::: RECORDS SHOWN :::
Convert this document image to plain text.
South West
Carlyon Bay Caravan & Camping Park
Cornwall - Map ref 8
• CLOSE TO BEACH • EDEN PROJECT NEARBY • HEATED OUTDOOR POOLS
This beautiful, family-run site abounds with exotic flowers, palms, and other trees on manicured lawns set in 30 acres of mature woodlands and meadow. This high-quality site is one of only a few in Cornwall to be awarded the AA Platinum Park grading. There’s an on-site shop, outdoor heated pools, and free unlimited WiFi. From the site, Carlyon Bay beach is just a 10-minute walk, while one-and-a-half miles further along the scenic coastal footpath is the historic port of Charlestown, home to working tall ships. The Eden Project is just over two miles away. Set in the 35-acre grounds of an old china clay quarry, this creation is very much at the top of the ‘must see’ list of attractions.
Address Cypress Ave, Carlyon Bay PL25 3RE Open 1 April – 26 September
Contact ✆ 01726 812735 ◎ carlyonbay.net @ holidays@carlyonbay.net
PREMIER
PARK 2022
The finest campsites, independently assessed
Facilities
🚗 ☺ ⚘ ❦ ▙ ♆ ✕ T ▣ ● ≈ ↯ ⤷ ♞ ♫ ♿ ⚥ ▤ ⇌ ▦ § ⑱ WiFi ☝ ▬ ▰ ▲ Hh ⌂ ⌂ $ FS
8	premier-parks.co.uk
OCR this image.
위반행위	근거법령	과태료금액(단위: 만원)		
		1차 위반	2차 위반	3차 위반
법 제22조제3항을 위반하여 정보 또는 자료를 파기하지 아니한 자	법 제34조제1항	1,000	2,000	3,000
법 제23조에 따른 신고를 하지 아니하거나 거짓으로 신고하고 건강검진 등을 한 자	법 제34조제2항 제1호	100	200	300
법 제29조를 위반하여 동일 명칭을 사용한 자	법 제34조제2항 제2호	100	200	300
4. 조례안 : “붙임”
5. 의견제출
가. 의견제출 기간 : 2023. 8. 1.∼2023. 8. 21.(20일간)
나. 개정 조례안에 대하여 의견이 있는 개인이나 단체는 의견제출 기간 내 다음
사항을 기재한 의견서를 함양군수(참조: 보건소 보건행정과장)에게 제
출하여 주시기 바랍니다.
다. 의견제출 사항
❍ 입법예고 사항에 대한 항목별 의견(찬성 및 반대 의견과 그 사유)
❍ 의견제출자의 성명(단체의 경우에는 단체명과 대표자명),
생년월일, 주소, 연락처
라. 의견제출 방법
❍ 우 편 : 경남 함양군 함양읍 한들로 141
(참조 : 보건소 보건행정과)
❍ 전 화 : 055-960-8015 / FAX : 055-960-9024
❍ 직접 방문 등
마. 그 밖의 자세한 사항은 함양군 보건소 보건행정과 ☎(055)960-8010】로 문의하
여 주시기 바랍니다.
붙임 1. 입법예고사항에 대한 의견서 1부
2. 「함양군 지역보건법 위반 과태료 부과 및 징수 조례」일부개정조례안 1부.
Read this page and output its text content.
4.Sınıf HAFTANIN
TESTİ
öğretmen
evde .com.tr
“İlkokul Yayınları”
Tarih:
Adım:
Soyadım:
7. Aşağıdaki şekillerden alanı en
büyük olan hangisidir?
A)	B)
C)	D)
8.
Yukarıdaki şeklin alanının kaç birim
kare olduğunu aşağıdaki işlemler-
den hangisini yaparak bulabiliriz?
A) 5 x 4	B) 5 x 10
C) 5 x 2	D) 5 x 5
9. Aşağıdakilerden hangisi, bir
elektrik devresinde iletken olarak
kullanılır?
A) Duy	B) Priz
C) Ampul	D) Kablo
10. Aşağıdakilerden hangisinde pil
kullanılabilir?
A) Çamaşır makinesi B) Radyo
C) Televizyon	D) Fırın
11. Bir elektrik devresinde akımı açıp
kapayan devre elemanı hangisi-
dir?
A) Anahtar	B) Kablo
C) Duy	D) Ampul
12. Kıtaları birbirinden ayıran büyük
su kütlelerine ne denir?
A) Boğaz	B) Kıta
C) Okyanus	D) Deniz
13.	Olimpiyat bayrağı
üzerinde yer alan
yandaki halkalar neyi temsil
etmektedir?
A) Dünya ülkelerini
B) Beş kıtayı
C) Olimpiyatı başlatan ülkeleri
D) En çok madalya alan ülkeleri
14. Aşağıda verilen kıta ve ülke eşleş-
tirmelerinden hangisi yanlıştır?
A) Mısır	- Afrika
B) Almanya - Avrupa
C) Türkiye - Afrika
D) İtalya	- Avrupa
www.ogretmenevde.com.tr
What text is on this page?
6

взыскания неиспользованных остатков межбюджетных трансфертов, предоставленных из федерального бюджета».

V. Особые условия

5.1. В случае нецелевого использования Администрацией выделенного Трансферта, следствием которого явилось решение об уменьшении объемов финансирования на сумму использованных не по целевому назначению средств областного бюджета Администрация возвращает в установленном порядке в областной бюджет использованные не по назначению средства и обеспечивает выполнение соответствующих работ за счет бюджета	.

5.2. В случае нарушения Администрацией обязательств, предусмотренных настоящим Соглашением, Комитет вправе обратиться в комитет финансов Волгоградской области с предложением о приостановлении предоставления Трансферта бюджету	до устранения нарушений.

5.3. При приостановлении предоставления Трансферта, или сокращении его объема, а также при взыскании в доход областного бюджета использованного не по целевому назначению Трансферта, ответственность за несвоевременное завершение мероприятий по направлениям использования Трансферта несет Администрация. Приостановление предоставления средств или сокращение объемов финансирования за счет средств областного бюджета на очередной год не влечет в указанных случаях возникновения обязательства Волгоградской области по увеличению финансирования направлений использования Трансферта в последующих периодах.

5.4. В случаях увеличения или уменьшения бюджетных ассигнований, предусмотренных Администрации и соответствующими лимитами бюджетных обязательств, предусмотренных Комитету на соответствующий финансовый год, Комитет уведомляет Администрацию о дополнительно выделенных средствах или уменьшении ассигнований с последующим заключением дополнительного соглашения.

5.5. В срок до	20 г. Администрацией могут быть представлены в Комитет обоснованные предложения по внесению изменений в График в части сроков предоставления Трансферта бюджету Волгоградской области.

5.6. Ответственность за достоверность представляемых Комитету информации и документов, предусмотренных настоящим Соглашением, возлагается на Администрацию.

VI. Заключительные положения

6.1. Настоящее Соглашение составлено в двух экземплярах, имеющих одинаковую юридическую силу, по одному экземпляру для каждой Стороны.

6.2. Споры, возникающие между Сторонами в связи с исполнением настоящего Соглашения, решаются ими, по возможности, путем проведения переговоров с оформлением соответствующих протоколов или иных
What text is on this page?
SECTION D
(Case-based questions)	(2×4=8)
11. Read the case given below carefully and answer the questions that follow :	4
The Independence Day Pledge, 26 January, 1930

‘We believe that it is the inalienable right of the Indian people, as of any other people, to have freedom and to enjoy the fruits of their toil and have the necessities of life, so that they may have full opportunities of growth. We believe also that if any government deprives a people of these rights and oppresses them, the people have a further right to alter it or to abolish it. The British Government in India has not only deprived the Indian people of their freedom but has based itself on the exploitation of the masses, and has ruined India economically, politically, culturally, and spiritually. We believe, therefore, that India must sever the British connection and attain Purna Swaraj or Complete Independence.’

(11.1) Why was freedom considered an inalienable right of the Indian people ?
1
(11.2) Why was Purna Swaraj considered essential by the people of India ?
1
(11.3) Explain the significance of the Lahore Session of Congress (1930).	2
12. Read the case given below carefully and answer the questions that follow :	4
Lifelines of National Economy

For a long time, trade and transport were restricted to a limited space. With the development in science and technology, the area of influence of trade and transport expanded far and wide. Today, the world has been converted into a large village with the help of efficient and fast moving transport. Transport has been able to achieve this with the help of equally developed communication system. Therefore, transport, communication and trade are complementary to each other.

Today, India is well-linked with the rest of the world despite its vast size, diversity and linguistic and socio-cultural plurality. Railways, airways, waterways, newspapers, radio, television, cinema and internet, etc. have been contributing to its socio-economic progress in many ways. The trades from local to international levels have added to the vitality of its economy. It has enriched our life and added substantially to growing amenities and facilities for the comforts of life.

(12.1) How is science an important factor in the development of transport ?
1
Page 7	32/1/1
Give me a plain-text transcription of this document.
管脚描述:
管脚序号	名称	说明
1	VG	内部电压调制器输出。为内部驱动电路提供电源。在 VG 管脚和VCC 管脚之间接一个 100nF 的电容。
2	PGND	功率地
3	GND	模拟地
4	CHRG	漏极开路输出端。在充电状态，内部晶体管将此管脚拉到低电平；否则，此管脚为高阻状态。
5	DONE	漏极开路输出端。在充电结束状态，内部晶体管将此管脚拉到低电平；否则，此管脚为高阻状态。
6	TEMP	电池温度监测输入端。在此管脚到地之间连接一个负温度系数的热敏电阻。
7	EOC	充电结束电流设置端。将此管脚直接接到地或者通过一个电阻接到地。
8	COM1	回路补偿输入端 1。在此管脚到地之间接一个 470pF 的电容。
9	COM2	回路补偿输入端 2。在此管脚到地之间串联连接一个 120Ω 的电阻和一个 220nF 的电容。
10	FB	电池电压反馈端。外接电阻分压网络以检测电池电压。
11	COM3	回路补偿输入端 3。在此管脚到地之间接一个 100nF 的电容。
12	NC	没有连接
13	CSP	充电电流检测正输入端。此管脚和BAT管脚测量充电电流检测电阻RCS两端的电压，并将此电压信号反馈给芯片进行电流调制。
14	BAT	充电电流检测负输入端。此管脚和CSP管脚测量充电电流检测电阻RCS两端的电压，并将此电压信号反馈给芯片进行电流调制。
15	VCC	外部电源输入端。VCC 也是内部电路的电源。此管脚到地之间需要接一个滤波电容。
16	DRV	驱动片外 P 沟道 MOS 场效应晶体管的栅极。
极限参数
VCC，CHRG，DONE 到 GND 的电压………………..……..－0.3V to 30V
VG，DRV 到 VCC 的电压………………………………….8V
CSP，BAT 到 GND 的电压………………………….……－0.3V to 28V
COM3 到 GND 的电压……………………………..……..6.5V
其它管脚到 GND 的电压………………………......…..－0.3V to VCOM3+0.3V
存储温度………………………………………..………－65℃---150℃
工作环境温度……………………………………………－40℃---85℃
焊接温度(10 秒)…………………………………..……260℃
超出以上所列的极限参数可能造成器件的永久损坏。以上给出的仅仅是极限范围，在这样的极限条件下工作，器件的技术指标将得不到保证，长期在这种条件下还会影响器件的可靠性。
:::
Each line of the data that includes the word "бюджету" counts once; report the total and nothing more.

2